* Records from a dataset
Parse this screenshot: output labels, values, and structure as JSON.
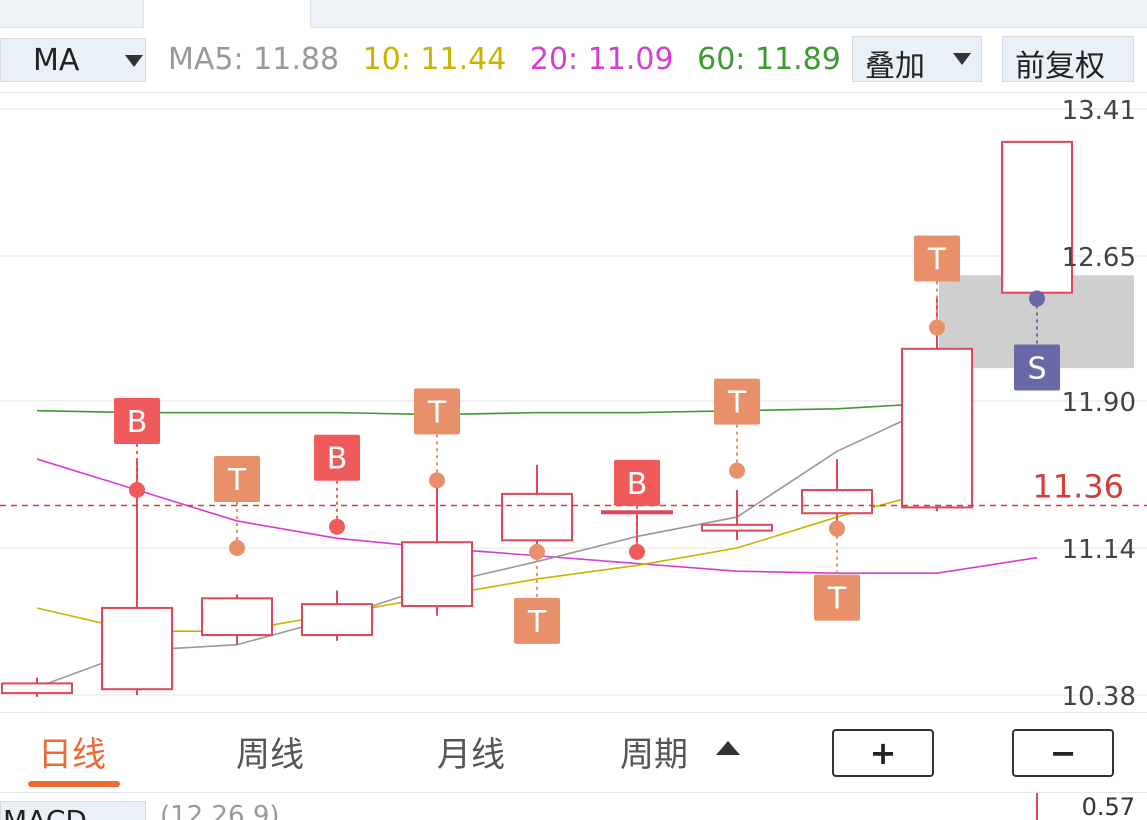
{
  "header": {
    "indicator_select": "MA",
    "ma_values": [
      {
        "label": "MA5:",
        "value": "11.88",
        "color": "#999999"
      },
      {
        "label": "10:",
        "value": "11.44",
        "color": "#c8b400"
      },
      {
        "label": "20:",
        "value": "11.09",
        "color": "#d83cd0"
      },
      {
        "label": "60:",
        "value": "11.89",
        "color": "#3b9b2e"
      }
    ],
    "overlay_button": "叠加",
    "adjust_button": "前复权"
  },
  "chart_data": {
    "type": "candlestick",
    "y_ticks": [
      "13.41",
      "12.65",
      "11.90",
      "11.14",
      "10.38"
    ],
    "ylim": [
      10.38,
      13.41
    ],
    "current_price": "11.36",
    "colors": {
      "up": "#e0475a",
      "down": "#0aa56e",
      "ma5": "#999999",
      "ma10": "#c8b400",
      "ma20": "#d83cd0",
      "ma60": "#3b9b2e",
      "current": "#d43b3b"
    },
    "candles": [
      {
        "open": 10.39,
        "close": 10.44,
        "high": 10.47,
        "low": 10.37
      },
      {
        "open": 10.41,
        "close": 10.83,
        "high": 11.59,
        "low": 10.38
      },
      {
        "open": 10.69,
        "close": 10.88,
        "high": 10.9,
        "low": 10.64
      },
      {
        "open": 10.69,
        "close": 10.85,
        "high": 10.92,
        "low": 10.66
      },
      {
        "open": 10.84,
        "close": 11.17,
        "high": 11.47,
        "low": 10.79
      },
      {
        "open": 11.18,
        "close": 11.42,
        "high": 11.57,
        "low": 11.12
      },
      {
        "open": 11.33,
        "close": 11.33,
        "high": 11.33,
        "low": 11.17
      },
      {
        "open": 11.23,
        "close": 11.26,
        "high": 11.44,
        "low": 11.18
      },
      {
        "open": 11.32,
        "close": 11.44,
        "high": 11.6,
        "low": 11.19
      },
      {
        "open": 11.35,
        "close": 12.17,
        "high": 12.43,
        "low": 11.33
      },
      {
        "open": 12.46,
        "close": 13.24,
        "high": 13.24,
        "low": 12.43
      }
    ],
    "ma5": [
      10.42,
      10.61,
      10.64,
      10.78,
      10.95,
      11.07,
      11.2,
      11.3,
      11.64,
      11.88
    ],
    "ma10": [
      10.83,
      10.71,
      10.71,
      10.8,
      10.89,
      10.98,
      11.05,
      11.14,
      11.3,
      11.44
    ],
    "ma20": [
      11.6,
      11.44,
      11.28,
      11.19,
      11.14,
      11.1,
      11.06,
      11.02,
      11.01,
      11.01,
      11.09
    ],
    "ma60": [
      11.85,
      11.84,
      11.84,
      11.84,
      11.83,
      11.84,
      11.84,
      11.85,
      11.86,
      11.89
    ],
    "markers": [
      {
        "candle": 1,
        "type": "B",
        "price": 11.44
      },
      {
        "candle": 2,
        "type": "T",
        "price": 11.14
      },
      {
        "candle": 3,
        "type": "B",
        "price": 11.25
      },
      {
        "candle": 4,
        "type": "T",
        "price": 11.49
      },
      {
        "candle": 5,
        "type": "T",
        "price": 11.12
      },
      {
        "candle": 6,
        "type": "B",
        "price": 11.12
      },
      {
        "candle": 7,
        "type": "T",
        "price": 11.54
      },
      {
        "candle": 8,
        "type": "T",
        "price": 11.24
      },
      {
        "candle": 9,
        "type": "T",
        "price": 12.28
      },
      {
        "candle": 10,
        "type": "S",
        "price": 12.43
      }
    ],
    "marker_colors": {
      "B": "#f05a5a",
      "T": "#e8906a",
      "S": "#6a69a8"
    }
  },
  "footer": {
    "period_tabs": [
      "日线",
      "周线",
      "月线",
      "周期"
    ],
    "zoom_in": "+",
    "zoom_out": "−"
  },
  "macd": {
    "indicator_select": "MACD",
    "params": "(12,26,9)",
    "value": "0.57"
  }
}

* WORK TO DO
Return each line of the listing that holds the string "close".

* WRITTEN SOLUTION
        "close": 10.44,
        "close": 10.83,
        "close": 10.88,
        "close": 10.85,
        "close": 11.17,
        "close": 11.42,
        "close": 11.33,
        "close": 11.26,
        "close": 11.44,
        "close": 12.17,
        "close": 13.24,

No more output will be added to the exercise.